» AIM OF THE EXERCISE:
Extract every row below that contains the word "elements", copying each one in full.
*** DATA SUPPLIED ***
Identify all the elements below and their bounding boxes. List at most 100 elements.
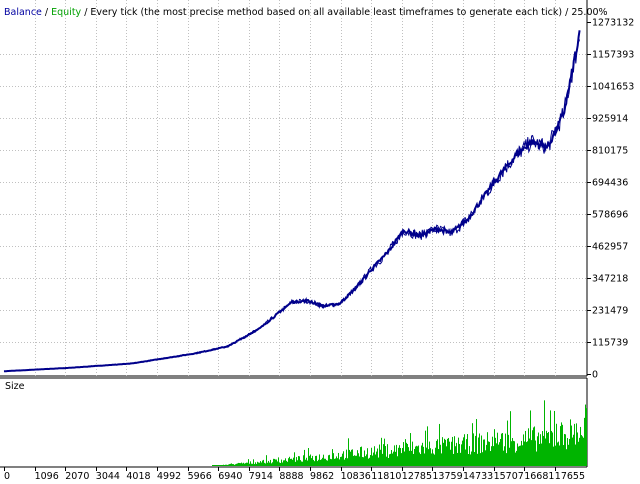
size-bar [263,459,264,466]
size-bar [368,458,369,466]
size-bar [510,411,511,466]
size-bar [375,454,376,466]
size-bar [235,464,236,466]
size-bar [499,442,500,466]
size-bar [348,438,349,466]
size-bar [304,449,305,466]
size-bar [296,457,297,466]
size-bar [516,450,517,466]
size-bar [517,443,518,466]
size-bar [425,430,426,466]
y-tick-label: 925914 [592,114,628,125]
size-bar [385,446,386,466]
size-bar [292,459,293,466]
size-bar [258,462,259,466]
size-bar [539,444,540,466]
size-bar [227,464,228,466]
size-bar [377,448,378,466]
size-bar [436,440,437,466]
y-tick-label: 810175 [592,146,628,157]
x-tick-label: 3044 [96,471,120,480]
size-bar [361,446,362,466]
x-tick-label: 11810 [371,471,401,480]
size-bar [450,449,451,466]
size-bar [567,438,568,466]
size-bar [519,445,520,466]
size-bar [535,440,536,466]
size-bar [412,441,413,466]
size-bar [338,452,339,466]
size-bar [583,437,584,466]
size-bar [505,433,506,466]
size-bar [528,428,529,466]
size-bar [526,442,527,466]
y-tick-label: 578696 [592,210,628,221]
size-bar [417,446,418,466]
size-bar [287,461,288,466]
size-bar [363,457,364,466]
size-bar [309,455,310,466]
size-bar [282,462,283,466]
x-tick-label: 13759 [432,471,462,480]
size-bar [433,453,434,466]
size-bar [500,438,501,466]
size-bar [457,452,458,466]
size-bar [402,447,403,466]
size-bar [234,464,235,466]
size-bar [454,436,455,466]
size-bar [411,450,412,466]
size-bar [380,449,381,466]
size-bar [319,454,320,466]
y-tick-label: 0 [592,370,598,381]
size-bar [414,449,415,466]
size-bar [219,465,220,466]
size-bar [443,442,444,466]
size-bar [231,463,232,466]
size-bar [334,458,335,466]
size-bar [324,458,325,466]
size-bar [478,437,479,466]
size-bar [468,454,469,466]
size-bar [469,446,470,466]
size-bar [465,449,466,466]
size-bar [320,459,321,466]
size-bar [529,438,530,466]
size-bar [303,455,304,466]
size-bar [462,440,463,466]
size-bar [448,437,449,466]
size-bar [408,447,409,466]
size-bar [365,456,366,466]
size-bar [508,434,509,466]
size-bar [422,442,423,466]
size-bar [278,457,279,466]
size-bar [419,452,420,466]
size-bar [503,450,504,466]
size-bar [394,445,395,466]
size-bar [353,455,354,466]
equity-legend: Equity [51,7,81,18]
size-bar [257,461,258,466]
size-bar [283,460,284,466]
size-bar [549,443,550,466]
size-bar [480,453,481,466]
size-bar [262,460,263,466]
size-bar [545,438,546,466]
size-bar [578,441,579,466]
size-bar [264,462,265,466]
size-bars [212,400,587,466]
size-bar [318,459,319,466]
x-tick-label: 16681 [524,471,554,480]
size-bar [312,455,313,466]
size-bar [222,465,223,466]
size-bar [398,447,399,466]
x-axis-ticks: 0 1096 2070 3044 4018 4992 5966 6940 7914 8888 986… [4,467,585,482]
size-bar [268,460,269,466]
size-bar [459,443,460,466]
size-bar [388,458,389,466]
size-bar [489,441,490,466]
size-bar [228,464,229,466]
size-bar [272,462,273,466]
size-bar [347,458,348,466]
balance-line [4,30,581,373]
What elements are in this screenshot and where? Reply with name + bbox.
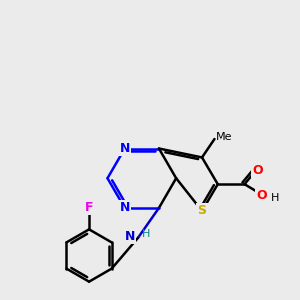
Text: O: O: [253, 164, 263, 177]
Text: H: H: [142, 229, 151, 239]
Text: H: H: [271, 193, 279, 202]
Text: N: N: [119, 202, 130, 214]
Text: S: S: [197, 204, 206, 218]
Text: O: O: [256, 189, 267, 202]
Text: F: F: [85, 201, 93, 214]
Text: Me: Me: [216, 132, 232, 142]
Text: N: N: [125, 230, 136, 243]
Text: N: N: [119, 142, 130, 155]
***
» REPLY TO THE EXERCISE:
Identify all the elements below and their bounding boxes. List at most 100 elements.
What elements are in this screenshot and where? Reply with name + bbox.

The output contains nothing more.